═════ Material for the task ═════
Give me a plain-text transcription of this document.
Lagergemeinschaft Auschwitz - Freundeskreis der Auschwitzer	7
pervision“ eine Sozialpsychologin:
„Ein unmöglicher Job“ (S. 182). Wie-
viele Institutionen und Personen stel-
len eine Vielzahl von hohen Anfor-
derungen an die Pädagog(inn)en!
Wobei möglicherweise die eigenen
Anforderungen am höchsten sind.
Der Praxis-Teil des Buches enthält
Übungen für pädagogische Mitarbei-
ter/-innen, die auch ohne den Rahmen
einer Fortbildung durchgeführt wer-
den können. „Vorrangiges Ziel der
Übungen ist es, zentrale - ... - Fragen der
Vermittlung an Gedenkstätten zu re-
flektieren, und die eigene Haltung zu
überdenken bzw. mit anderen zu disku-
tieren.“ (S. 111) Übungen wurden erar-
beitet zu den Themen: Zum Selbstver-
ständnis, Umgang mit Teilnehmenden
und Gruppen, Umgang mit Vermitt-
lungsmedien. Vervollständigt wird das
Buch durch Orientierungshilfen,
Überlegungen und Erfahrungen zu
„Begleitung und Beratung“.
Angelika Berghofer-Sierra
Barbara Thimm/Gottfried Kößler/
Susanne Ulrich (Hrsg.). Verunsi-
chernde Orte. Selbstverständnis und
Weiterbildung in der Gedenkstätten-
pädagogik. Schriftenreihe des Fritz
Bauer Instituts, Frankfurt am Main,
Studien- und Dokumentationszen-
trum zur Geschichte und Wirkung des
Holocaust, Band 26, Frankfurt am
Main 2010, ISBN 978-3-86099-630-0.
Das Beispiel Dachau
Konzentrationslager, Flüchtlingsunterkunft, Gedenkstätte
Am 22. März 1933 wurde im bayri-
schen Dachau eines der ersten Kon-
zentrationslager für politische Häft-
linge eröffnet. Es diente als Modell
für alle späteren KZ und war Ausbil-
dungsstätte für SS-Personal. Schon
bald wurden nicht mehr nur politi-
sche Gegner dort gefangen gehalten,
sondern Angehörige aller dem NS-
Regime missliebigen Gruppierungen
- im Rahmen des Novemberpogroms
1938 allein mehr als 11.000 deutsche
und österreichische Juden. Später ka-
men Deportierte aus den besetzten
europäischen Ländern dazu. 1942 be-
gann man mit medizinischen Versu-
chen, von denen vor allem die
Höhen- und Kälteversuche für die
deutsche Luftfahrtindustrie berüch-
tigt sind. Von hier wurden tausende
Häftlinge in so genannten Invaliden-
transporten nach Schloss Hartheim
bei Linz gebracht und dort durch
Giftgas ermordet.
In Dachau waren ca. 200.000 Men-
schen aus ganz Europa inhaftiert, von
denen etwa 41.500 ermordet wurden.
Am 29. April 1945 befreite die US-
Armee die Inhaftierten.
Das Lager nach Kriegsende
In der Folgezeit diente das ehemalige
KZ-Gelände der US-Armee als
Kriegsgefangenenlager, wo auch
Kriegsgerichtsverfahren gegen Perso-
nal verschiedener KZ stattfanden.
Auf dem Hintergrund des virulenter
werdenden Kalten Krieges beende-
═════
Exactly reproduce the material above.

— Written reply —
Give me a plain-text transcription of this document.
Lagergemeinschaft Auschwitz - Freundeskreis der Auschwitzer	7
pervision“ eine Sozialpsychologin:
„Ein unmöglicher Job“ (S. 182). Wie-
viele Institutionen und Personen stel-
len eine Vielzahl von hohen Anfor-
derungen an die Pädagog(inn)en!
Wobei möglicherweise die eigenen
Anforderungen am höchsten sind.
Der Praxis-Teil des Buches enthält
Übungen für pädagogische Mitarbei-
ter/-innen, die auch ohne den Rahmen
einer Fortbildung durchgeführt wer-
den können. „Vorrangiges Ziel der
Übungen ist es, zentrale - ... - Fragen der
Vermittlung an Gedenkstätten zu re-
flektieren, und die eigene Haltung zu
überdenken bzw. mit anderen zu disku-
tieren.“ (S. 111) Übungen wurden erar-
beitet zu den Themen: Zum Selbstver-
ständnis, Umgang mit Teilnehmenden
und Gruppen, Umgang mit Vermitt-
lungsmedien. Vervollständigt wird das
Buch durch Orientierungshilfen,
Überlegungen und Erfahrungen zu
„Begleitung und Beratung“.
Angelika Berghofer-Sierra
Barbara Thimm/Gottfried Kößler/
Susanne Ulrich (Hrsg.). Verunsi-
chernde Orte. Selbstverständnis und
Weiterbildung in der Gedenkstätten-
pädagogik. Schriftenreihe des Fritz
Bauer Instituts, Frankfurt am Main,
Studien- und Dokumentationszen-
trum zur Geschichte und Wirkung des
Holocaust, Band 26, Frankfurt am
Main 2010, ISBN 978-3-86099-630-0.
Das Beispiel Dachau
Konzentrationslager, Flüchtlingsunterkunft, Gedenkstätte
Am 22. März 1933 wurde im bayri-
schen Dachau eines der ersten Kon-
zentrationslager für politische Häft-
linge eröffnet. Es diente als Modell
für alle späteren KZ und war Ausbil-
dungsstätte für SS-Personal. Schon
bald wurden nicht mehr nur politi-
sche Gegner dort gefangen gehalten,
sondern Angehörige aller dem NS-
Regime missliebigen Gruppierungen
- im Rahmen des Novemberpogroms
1938 allein mehr als 11.000 deutsche
und österreichische Juden. Später ka-
men Deportierte aus den besetzten
europäischen Ländern dazu. 1942 be-
gann man mit medizinischen Versu-
chen, von denen vor allem die
Höhen- und Kälteversuche für die
deutsche Luftfahrtindustrie berüch-
tigt sind. Von hier wurden tausende
Häftlinge in so genannten Invaliden-
transporten nach Schloss Hartheim
bei Linz gebracht und dort durch
Giftgas ermordet.
In Dachau waren ca. 200.000 Men-
schen aus ganz Europa inhaftiert, von
denen etwa 41.500 ermordet wurden.
Am 29. April 1945 befreite die US-
Armee die Inhaftierten.
Das Lager nach Kriegsende
In der Folgezeit diente das ehemalige
KZ-Gelände der US-Armee als
Kriegsgefangenenlager, wo auch
Kriegsgerichtsverfahren gegen Perso-
nal verschiedener KZ stattfanden.
Auf dem Hintergrund des virulenter
werdenden Kalten Krieges beende-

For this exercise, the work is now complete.